» SHORT TASK: Print each line exactly as it is given.

» EXERCISE INPUT:
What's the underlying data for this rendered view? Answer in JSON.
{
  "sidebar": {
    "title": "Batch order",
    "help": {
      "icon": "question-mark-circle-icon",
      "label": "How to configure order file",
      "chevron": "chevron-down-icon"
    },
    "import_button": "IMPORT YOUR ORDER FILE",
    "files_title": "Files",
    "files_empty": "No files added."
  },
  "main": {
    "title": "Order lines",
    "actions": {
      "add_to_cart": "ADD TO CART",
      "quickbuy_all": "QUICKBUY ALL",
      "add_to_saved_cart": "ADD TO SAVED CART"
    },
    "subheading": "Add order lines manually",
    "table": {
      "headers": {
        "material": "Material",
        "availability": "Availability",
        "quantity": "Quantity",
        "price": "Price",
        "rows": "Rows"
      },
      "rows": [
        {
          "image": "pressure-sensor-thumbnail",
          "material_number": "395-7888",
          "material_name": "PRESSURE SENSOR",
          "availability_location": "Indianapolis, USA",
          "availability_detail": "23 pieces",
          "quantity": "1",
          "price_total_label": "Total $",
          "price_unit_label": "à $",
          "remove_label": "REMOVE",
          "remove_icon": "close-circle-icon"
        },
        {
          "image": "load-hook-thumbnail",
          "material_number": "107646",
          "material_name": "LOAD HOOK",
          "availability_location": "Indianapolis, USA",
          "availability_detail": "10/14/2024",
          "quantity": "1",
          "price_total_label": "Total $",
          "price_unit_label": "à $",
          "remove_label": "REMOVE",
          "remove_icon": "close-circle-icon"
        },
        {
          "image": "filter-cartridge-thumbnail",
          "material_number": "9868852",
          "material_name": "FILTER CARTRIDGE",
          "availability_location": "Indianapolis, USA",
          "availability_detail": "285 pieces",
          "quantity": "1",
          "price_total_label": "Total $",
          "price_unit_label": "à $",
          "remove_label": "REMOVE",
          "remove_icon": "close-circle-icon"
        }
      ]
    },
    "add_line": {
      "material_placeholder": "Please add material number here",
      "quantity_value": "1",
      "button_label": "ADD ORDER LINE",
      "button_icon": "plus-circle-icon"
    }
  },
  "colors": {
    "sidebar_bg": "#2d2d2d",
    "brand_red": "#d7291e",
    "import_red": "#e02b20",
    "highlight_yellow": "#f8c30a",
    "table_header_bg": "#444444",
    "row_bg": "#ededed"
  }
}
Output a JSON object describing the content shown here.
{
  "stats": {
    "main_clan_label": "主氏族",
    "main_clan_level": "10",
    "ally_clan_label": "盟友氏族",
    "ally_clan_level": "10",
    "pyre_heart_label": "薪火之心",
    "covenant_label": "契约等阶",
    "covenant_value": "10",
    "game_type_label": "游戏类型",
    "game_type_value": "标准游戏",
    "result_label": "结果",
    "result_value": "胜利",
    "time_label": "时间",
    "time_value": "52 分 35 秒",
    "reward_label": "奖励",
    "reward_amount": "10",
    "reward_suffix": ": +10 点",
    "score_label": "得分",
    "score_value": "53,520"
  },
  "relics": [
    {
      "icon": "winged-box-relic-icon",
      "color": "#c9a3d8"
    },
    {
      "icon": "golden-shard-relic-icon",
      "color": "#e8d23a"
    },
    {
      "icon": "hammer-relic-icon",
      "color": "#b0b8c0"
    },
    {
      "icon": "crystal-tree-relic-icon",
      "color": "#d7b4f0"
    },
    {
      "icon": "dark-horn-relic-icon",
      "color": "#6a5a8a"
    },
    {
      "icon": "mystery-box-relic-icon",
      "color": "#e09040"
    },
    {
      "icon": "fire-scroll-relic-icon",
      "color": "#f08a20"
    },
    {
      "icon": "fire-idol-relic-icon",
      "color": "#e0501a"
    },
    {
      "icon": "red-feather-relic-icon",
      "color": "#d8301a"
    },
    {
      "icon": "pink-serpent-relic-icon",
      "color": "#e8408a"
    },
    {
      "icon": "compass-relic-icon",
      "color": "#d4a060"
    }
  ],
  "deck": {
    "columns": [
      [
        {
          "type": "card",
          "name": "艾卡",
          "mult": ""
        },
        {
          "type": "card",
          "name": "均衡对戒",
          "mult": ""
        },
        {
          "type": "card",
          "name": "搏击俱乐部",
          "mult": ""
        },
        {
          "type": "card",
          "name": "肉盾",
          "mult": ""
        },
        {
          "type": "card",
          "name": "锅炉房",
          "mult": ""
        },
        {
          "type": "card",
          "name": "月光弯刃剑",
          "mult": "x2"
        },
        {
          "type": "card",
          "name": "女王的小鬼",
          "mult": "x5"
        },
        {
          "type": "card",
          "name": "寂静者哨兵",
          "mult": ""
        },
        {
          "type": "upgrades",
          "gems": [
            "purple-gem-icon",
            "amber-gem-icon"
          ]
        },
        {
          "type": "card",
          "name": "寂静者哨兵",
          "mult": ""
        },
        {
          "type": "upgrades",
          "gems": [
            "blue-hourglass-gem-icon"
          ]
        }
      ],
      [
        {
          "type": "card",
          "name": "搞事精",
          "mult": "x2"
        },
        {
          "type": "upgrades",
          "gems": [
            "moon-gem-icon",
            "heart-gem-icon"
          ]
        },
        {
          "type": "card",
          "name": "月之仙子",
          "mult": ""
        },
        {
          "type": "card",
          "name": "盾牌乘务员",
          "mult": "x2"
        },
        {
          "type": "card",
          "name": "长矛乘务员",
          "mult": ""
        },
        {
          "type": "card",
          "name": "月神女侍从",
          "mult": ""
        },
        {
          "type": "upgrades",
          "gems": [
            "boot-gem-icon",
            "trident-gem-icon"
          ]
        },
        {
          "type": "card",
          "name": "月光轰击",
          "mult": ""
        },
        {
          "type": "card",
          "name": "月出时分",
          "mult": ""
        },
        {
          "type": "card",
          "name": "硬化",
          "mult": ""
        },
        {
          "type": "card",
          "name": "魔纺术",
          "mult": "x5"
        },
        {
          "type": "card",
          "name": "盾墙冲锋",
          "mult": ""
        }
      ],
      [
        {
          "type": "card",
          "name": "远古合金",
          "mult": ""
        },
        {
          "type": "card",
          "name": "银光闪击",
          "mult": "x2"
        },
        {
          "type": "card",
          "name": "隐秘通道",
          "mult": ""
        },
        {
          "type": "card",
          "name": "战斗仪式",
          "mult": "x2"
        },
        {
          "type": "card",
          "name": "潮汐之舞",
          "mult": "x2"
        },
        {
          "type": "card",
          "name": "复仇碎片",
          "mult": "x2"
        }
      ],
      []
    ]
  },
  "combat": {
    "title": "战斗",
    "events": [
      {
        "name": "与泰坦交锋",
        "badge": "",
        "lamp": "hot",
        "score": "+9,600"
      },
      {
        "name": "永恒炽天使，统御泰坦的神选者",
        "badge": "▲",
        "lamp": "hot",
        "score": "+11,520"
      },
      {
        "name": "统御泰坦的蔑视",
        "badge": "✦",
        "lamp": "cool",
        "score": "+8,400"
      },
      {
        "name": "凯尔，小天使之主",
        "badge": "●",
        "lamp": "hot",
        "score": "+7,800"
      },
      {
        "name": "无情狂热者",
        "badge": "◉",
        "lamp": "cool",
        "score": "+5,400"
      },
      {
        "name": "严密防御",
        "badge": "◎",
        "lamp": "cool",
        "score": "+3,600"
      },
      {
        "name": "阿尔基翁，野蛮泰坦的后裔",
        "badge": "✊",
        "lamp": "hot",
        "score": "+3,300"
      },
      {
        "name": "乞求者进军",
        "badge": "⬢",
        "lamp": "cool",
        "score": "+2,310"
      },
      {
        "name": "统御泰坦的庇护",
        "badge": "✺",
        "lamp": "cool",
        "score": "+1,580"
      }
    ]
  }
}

» FINAL RESULT:
What's the underlying data for this rendered view? Answer in JSON.
{
  "sidebar": {
    "title": "Batch order",
    "help": {
      "icon": "question-mark-circle-icon",
      "label": "How to configure order file",
      "chevron": "chevron-down-icon"
    },
    "import_button": "IMPORT YOUR ORDER FILE",
    "files_title": "Files",
    "files_empty": "No files added."
  },
  "main": {
    "title": "Order lines",
    "actions": {
      "add_to_cart": "ADD TO CART",
      "quickbuy_all": "QUICKBUY ALL",
      "add_to_saved_cart": "ADD TO SAVED CART"
    },
    "subheading": "Add order lines manually",
    "table": {
      "headers": {
        "material": "Material",
        "availability": "Availability",
        "quantity": "Quantity",
        "price": "Price",
        "rows": "Rows"
      },
      "rows": [
        {
          "image": "pressure-sensor-thumbnail",
          "material_number": "395-7888",
          "material_name": "PRESSURE SENSOR",
          "availability_location": "Indianapolis, USA",
          "availability_detail": "23 pieces",
          "quantity": "1",
          "price_total_label": "Total $",
          "price_unit_label": "à $",
          "remove_label": "REMOVE",
          "remove_icon": "close-circle-icon"
        },
        {
          "image": "load-hook-thumbnail",
          "material_number": "107646",
          "material_name": "LOAD HOOK",
          "availability_location": "Indianapolis, USA",
          "availability_detail": "10/14/2024",
          "quantity": "1",
          "price_total_label": "Total $",
          "price_unit_label": "à $",
          "remove_label": "REMOVE",
          "remove_icon": "close-circle-icon"
        },
        {
          "image": "filter-cartridge-thumbnail",
          "material_number": "9868852",
          "material_name": "FILTER CARTRIDGE",
          "availability_location": "Indianapolis, USA",
          "availability_detail": "285 pieces",
          "quantity": "1",
          "price_total_label": "Total $",
          "price_unit_label": "à $",
          "remove_label": "REMOVE",
          "remove_icon": "close-circle-icon"
        }
      ]
    },
    "add_line": {
      "material_placeholder": "Please add material number here",
      "quantity_value": "1",
      "button_label": "ADD ORDER LINE",
      "button_icon": "plus-circle-icon"
    }
  },
  "colors": {
    "sidebar_bg": "#2d2d2d",
    "brand_red": "#d7291e",
    "import_red": "#e02b20",
    "highlight_yellow": "#f8c30a",
    "table_header_bg": "#444444",
    "row_bg": "#ededed"
  }
}
Output a JSON object describing the content shown here.
{
  "stats": {
    "main_clan_label": "主氏族",
    "main_clan_level": "10",
    "ally_clan_label": "盟友氏族",
    "ally_clan_level": "10",
    "pyre_heart_label": "薪火之心",
    "covenant_label": "契约等阶",
    "covenant_value": "10",
    "game_type_label": "游戏类型",
    "game_type_value": "标准游戏",
    "result_label": "结果",
    "result_value": "胜利",
    "time_label": "时间",
    "time_value": "52 分 35 秒",
    "reward_label": "奖励",
    "reward_amount": "10",
    "reward_suffix": ": +10 点",
    "score_label": "得分",
    "score_value": "53,520"
  },
  "relics": [
    {
      "icon": "winged-box-relic-icon",
      "color": "#c9a3d8"
    },
    {
      "icon": "golden-shard-relic-icon",
      "color": "#e8d23a"
    },
    {
      "icon": "hammer-relic-icon",
      "color": "#b0b8c0"
    },
    {
      "icon": "crystal-tree-relic-icon",
      "color": "#d7b4f0"
    },
    {
      "icon": "dark-horn-relic-icon",
      "color": "#6a5a8a"
    },
    {
      "icon": "mystery-box-relic-icon",
      "color": "#e09040"
    },
    {
      "icon": "fire-scroll-relic-icon",
      "color": "#f08a20"
    },
    {
      "icon": "fire-idol-relic-icon",
      "color": "#e0501a"
    },
    {
      "icon": "red-feather-relic-icon",
      "color": "#d8301a"
    },
    {
      "icon": "pink-serpent-relic-icon",
      "color": "#e8408a"
    },
    {
      "icon": "compass-relic-icon",
      "color": "#d4a060"
    }
  ],
  "deck": {
    "columns": [
      [
        {
          "type": "card",
          "name": "艾卡",
          "mult": ""
        },
        {
          "type": "card",
          "name": "均衡对戒",
          "mult": ""
        },
        {
          "type": "card",
          "name": "搏击俱乐部",
          "mult": ""
        },
        {
          "type": "card",
          "name": "肉盾",
          "mult": ""
        },
        {
          "type": "card",
          "name": "锅炉房",
          "mult": ""
        },
        {
          "type": "card",
          "name": "月光弯刃剑",
          "mult": "x2"
        },
        {
          "type": "card",
          "name": "女王的小鬼",
          "mult": "x5"
        },
        {
          "type": "card",
          "name": "寂静者哨兵",
          "mult": ""
        },
        {
          "type": "upgrades",
          "gems": [
            "purple-gem-icon",
            "amber-gem-icon"
          ]
        },
        {
          "type": "card",
          "name": "寂静者哨兵",
          "mult": ""
        },
        {
          "type": "upgrades",
          "gems": [
            "blue-hourglass-gem-icon"
          ]
        }
      ],
      [
        {
          "type": "card",
          "name": "搞事精",
          "mult": "x2"
        },
        {
          "type": "upgrades",
          "gems": [
            "moon-gem-icon",
            "heart-gem-icon"
          ]
        },
        {
          "type": "card",
          "name": "月之仙子",
          "mult": ""
        },
        {
          "type": "card",
          "name": "盾牌乘务员",
          "mult": "x2"
        },
        {
          "type": "card",
          "name": "长矛乘务员",
          "mult": ""
        },
        {
          "type": "card",
          "name": "月神女侍从",
          "mult": ""
        },
        {
          "type": "upgrades",
          "gems": [
            "boot-gem-icon",
            "trident-gem-icon"
          ]
        },
        {
          "type": "card",
          "name": "月光轰击",
          "mult": ""
        },
        {
          "type": "card",
          "name": "月出时分",
          "mult": ""
        },
        {
          "type": "card",
          "name": "硬化",
          "mult": ""
        },
        {
          "type": "card",
          "name": "魔纺术",
          "mult": "x5"
        },
        {
          "type": "card",
          "name": "盾墙冲锋",
          "mult": ""
        }
      ],
      [
        {
          "type": "card",
          "name": "远古合金",
          "mult": ""
        },
        {
          "type": "card",
          "name": "银光闪击",
          "mult": "x2"
        },
        {
          "type": "card",
          "name": "隐秘通道",
          "mult": ""
        },
        {
          "type": "card",
          "name": "战斗仪式",
          "mult": "x2"
        },
        {
          "type": "card",
          "name": "潮汐之舞",
          "mult": "x2"
        },
        {
          "type": "card",
          "name": "复仇碎片",
          "mult": "x2"
        }
      ],
      []
    ]
  },
  "combat": {
    "title": "战斗",
    "events": [
      {
        "name": "与泰坦交锋",
        "badge": "",
        "lamp": "hot",
        "score": "+9,600"
      },
      {
        "name": "永恒炽天使，统御泰坦的神选者",
        "badge": "▲",
        "lamp": "hot",
        "score": "+11,520"
      },
      {
        "name": "统御泰坦的蔑视",
        "badge": "✦",
        "lamp": "cool",
        "score": "+8,400"
      },
      {
        "name": "凯尔，小天使之主",
        "badge": "●",
        "lamp": "hot",
        "score": "+7,800"
      },
      {
        "name": "无情狂热者",
        "badge": "◉",
        "lamp": "cool",
        "score": "+5,400"
      },
      {
        "name": "严密防御",
        "badge": "◎",
        "lamp": "cool",
        "score": "+3,600"
      },
      {
        "name": "阿尔基翁，野蛮泰坦的后裔",
        "badge": "✊",
        "lamp": "hot",
        "score": "+3,300"
      },
      {
        "name": "乞求者进军",
        "badge": "⬢",
        "lamp": "cool",
        "score": "+2,310"
      },
      {
        "name": "统御泰坦的庇护",
        "badge": "✺",
        "lamp": "cool",
        "score": "+1,580"
      }
    ]
  }
}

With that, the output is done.